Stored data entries
____
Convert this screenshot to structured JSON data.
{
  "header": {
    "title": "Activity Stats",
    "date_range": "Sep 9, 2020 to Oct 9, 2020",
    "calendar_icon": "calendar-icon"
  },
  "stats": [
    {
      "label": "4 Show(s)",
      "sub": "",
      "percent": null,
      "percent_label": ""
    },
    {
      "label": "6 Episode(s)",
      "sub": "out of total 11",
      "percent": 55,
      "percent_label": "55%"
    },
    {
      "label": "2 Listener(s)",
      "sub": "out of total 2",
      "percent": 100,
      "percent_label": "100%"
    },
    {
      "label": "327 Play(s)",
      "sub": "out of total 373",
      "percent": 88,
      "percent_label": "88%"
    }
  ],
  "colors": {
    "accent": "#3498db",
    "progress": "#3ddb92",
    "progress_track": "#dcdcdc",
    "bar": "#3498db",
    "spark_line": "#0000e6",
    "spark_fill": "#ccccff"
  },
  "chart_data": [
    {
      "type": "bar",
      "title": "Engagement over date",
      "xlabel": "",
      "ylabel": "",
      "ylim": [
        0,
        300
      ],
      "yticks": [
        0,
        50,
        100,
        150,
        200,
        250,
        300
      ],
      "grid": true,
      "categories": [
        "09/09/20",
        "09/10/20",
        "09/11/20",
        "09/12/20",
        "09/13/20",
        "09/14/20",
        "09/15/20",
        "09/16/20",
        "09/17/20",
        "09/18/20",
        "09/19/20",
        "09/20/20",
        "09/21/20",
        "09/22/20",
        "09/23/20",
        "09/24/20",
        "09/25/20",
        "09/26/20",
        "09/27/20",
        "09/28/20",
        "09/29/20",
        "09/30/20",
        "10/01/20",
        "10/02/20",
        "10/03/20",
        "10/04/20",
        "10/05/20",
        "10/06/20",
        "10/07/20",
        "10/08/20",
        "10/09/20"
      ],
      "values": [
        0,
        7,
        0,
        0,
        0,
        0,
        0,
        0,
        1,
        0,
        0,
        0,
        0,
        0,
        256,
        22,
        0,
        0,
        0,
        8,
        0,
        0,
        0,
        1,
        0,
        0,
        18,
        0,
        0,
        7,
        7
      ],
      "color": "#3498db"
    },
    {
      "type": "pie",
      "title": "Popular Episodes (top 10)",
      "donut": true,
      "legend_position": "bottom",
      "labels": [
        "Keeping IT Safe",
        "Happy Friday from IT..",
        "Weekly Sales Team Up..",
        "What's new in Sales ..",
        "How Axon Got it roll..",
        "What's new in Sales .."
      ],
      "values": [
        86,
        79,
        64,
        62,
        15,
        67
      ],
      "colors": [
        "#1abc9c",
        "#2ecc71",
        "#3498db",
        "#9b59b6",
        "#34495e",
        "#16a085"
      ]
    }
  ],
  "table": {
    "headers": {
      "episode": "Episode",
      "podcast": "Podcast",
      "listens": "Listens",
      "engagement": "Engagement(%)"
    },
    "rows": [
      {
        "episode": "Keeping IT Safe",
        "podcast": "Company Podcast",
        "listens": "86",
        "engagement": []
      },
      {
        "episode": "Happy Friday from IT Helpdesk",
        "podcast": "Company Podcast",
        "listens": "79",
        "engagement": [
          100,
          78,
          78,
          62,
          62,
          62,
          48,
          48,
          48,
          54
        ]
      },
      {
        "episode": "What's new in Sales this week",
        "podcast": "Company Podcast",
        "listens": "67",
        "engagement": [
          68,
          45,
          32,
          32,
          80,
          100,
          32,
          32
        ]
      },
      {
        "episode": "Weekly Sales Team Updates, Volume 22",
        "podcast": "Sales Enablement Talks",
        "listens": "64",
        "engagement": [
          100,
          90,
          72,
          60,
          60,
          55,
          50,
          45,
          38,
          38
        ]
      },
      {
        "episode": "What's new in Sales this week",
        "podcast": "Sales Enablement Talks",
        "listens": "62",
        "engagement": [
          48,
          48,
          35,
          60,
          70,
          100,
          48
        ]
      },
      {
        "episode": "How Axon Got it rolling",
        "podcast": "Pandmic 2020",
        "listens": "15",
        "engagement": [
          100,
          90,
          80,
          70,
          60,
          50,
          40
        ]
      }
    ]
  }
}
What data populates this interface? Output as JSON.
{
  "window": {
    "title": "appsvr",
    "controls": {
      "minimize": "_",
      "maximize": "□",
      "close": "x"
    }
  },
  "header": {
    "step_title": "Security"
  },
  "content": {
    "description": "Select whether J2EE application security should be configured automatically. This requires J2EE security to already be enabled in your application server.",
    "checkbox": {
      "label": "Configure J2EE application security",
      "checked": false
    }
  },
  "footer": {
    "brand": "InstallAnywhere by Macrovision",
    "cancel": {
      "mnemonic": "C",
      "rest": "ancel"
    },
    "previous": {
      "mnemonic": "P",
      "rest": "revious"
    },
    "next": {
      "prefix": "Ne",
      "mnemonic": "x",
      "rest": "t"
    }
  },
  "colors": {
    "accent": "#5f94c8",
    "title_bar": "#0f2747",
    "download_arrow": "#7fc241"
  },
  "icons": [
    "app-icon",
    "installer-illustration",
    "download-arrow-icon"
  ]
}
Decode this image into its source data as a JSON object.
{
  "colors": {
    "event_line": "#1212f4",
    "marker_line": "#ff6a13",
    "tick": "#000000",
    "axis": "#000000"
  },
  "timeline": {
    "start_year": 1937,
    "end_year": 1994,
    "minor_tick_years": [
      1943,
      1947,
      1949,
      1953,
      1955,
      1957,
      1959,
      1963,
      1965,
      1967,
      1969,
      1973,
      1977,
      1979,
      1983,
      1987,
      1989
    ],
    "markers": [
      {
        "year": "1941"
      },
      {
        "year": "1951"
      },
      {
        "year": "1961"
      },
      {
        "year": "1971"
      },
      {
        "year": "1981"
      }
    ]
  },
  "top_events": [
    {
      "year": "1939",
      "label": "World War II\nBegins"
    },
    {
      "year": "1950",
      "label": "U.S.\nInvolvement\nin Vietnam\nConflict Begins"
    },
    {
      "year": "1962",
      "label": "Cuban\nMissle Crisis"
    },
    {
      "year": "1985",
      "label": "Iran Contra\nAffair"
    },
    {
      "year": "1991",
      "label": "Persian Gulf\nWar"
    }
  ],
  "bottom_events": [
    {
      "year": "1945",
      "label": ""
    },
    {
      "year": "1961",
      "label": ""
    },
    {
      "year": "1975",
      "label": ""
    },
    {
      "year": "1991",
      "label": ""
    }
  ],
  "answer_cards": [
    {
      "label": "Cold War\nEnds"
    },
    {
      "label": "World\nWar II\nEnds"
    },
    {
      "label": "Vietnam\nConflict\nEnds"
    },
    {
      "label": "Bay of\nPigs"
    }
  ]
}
____
**Given problem**.
Select the lines from the entries that include the word "Sales".

**Answer below**.
        "Weekly Sales Team Up..",
        "What's new in Sales ..",
        "What's new in Sales .."
        "episode": "What's new in Sales this week",
        "episode": "Weekly Sales Team Updates, Volume 22",
        "podcast": "Sales Enablement Talks",
        "episode": "What's new in Sales this week",
        "podcast": "Sales Enablement Talks",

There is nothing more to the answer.